ENTRIES SUPPLIED:
____

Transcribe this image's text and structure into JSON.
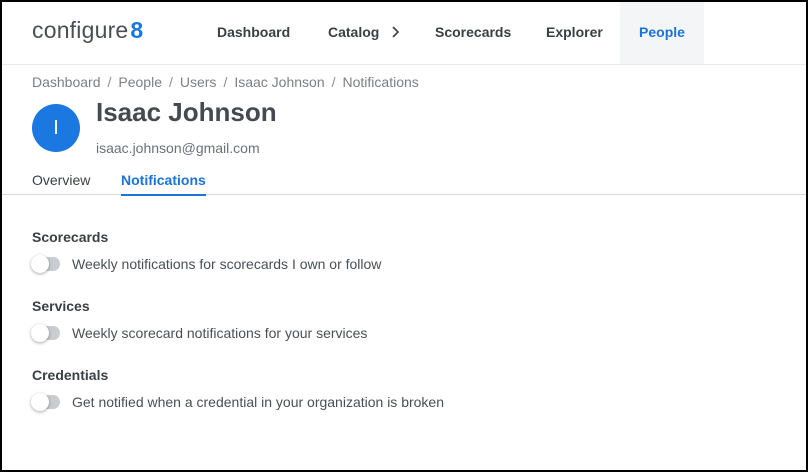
{
  "brand": {
    "logo_text": "configure",
    "logo_mark": "8",
    "accent_color": "#1a78e0"
  },
  "nav": {
    "items": [
      {
        "label": "Dashboard"
      },
      {
        "label": "Catalog"
      },
      {
        "label": "Scorecards"
      },
      {
        "label": "Explorer"
      },
      {
        "label": "People"
      }
    ],
    "active": "People"
  },
  "breadcrumb": [
    "Dashboard",
    "People",
    "Users",
    "Isaac Johnson",
    "Notifications"
  ],
  "user": {
    "initial": "I",
    "name": "Isaac Johnson",
    "email": "isaac.johnson@gmail.com"
  },
  "tabs": [
    {
      "label": "Overview",
      "active": false
    },
    {
      "label": "Notifications",
      "active": true
    }
  ],
  "sections": [
    {
      "title": "Scorecards",
      "setting": {
        "label": "Weekly notifications for scorecards I own or follow",
        "enabled": false
      }
    },
    {
      "title": "Services",
      "setting": {
        "label": "Weekly scorecard notifications for your services",
        "enabled": false
      }
    },
    {
      "title": "Credentials",
      "setting": {
        "label": "Get notified when a credential in your organization is broken",
        "enabled": false
      }
    }
  ]
}
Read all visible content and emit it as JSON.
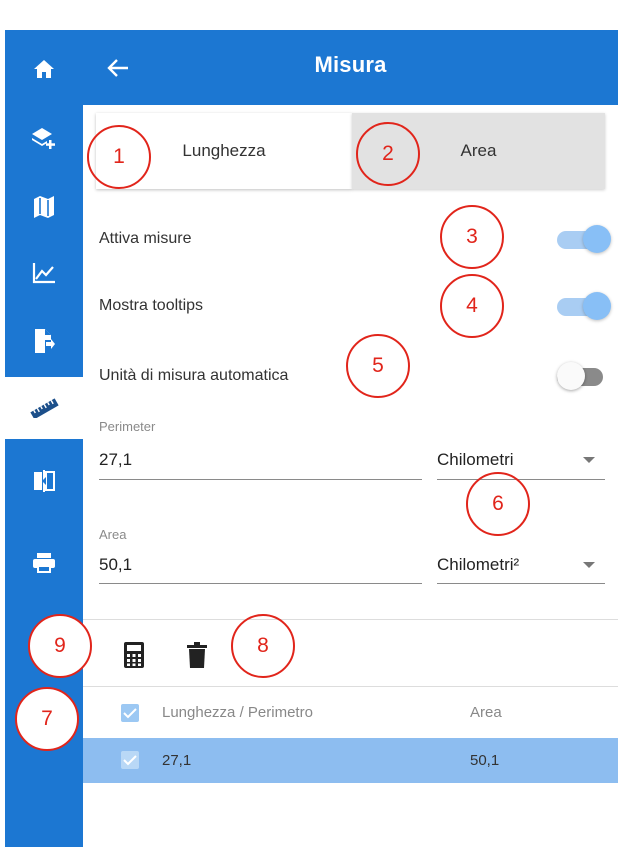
{
  "sidebar": {
    "items": [
      {
        "icon": "home-icon"
      },
      {
        "icon": "add-layer-icon"
      },
      {
        "icon": "map-icon"
      },
      {
        "icon": "chart-icon"
      },
      {
        "icon": "file-export-icon"
      },
      {
        "icon": "ruler-icon",
        "active": true
      },
      {
        "icon": "compare-icon"
      },
      {
        "icon": "print-icon"
      }
    ]
  },
  "header": {
    "title": "Misura",
    "back_icon": "arrow-left-icon"
  },
  "tabs": [
    {
      "label": "Lunghezza",
      "selected": true
    },
    {
      "label": "Area",
      "selected": false
    }
  ],
  "settings": {
    "enable_measures": {
      "label": "Attiva misure",
      "on": true
    },
    "show_tooltips": {
      "label": "Mostra tooltips",
      "on": true
    },
    "auto_unit": {
      "label": "Unità di misura automatica",
      "on": false
    }
  },
  "fields": {
    "perimeter": {
      "label": "Perimeter",
      "value": "27,1",
      "unit": "Chilometri"
    },
    "area": {
      "label": "Area",
      "value": "50,1",
      "unit": "Chilometri²"
    }
  },
  "toolbar": {
    "calculator_icon": "calculator-icon",
    "delete_icon": "trash-icon"
  },
  "table": {
    "columns": [
      "Lunghezza / Perimetro",
      "Area"
    ],
    "rows": [
      {
        "length": "27,1",
        "area": "50,1",
        "checked": true
      }
    ]
  },
  "callouts": [
    "1",
    "2",
    "3",
    "4",
    "5",
    "6",
    "7",
    "8",
    "9"
  ],
  "colors": {
    "primary": "#1c77d2",
    "toggle_on": "#88bff6",
    "selected_row": "#8dbdf0",
    "callout": "#e1251b"
  }
}
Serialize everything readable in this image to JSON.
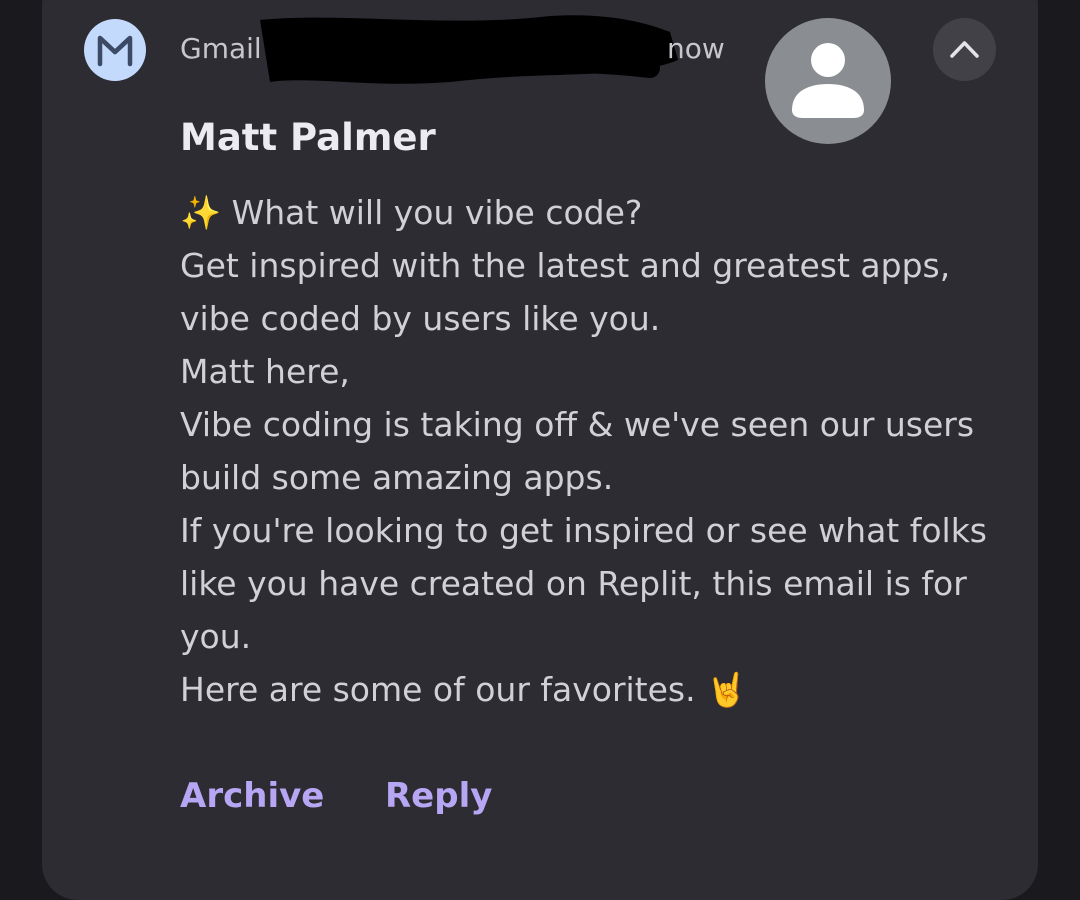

____

TASK TO CARRY OUT:
Write out the full set of lines verbatim, without the pictures.

RESULT OF THIS TASK:
Transcribe this image's text and structure into JSON.
{
  "brand": {
    "logo_text": "configure",
    "logo_mark": "8",
    "accent_color": "#1a78e0"
  },
  "nav": {
    "items": [
      {
        "label": "Dashboard"
      },
      {
        "label": "Catalog"
      },
      {
        "label": "Scorecards"
      },
      {
        "label": "Explorer"
      },
      {
        "label": "People"
      }
    ],
    "active": "People"
  },
  "breadcrumb": [
    "Dashboard",
    "People",
    "Users",
    "Isaac Johnson",
    "Notifications"
  ],
  "user": {
    "initial": "I",
    "name": "Isaac Johnson",
    "email": "isaac.johnson@gmail.com"
  },
  "tabs": [
    {
      "label": "Overview",
      "active": false
    },
    {
      "label": "Notifications",
      "active": true
    }
  ],
  "sections": [
    {
      "title": "Scorecards",
      "setting": {
        "label": "Weekly notifications for scorecards I own or follow",
        "enabled": false
      }
    },
    {
      "title": "Services",
      "setting": {
        "label": "Weekly scorecard notifications for your services",
        "enabled": false
      }
    },
    {
      "title": "Credentials",
      "setting": {
        "label": "Get notified when a credential in your organization is broken",
        "enabled": false
      }
    }
  ]
}
Read all visible content and emit it as JSON.
{
  "sidebar": {
    "items": [
      {
        "icon": "home-icon"
      },
      {
        "icon": "add-layer-icon"
      },
      {
        "icon": "map-icon"
      },
      {
        "icon": "chart-icon"
      },
      {
        "icon": "file-export-icon"
      },
      {
        "icon": "ruler-icon",
        "active": true
      },
      {
        "icon": "compare-icon"
      },
      {
        "icon": "print-icon"
      }
    ]
  },
  "header": {
    "title": "Misura",
    "back_icon": "arrow-left-icon"
  },
  "tabs": [
    {
      "label": "Lunghezza",
      "selected": true
    },
    {
      "label": "Area",
      "selected": false
    }
  ],
  "settings": {
    "enable_measures": {
      "label": "Attiva misure",
      "on": true
    },
    "show_tooltips": {
      "label": "Mostra tooltips",
      "on": true
    },
    "auto_unit": {
      "label": "Unità di misura automatica",
      "on": false
    }
  },
  "fields": {
    "perimeter": {
      "label": "Perimeter",
      "value": "27,1",
      "unit": "Chilometri"
    },
    "area": {
      "label": "Area",
      "value": "50,1",
      "unit": "Chilometri²"
    }
  },
  "toolbar": {
    "calculator_icon": "calculator-icon",
    "delete_icon": "trash-icon"
  },
  "table": {
    "columns": [
      "Lunghezza / Perimetro",
      "Area"
    ],
    "rows": [
      {
        "length": "27,1",
        "area": "50,1",
        "checked": true
      }
    ]
  },
  "callouts": [
    "1",
    "2",
    "3",
    "4",
    "5",
    "6",
    "7",
    "8",
    "9"
  ],
  "colors": {
    "primary": "#1c77d2",
    "toggle_on": "#88bff6",
    "selected_row": "#8dbdf0",
    "callout": "#e1251b"
  }
}
Serialize everything readable in this image to JSON.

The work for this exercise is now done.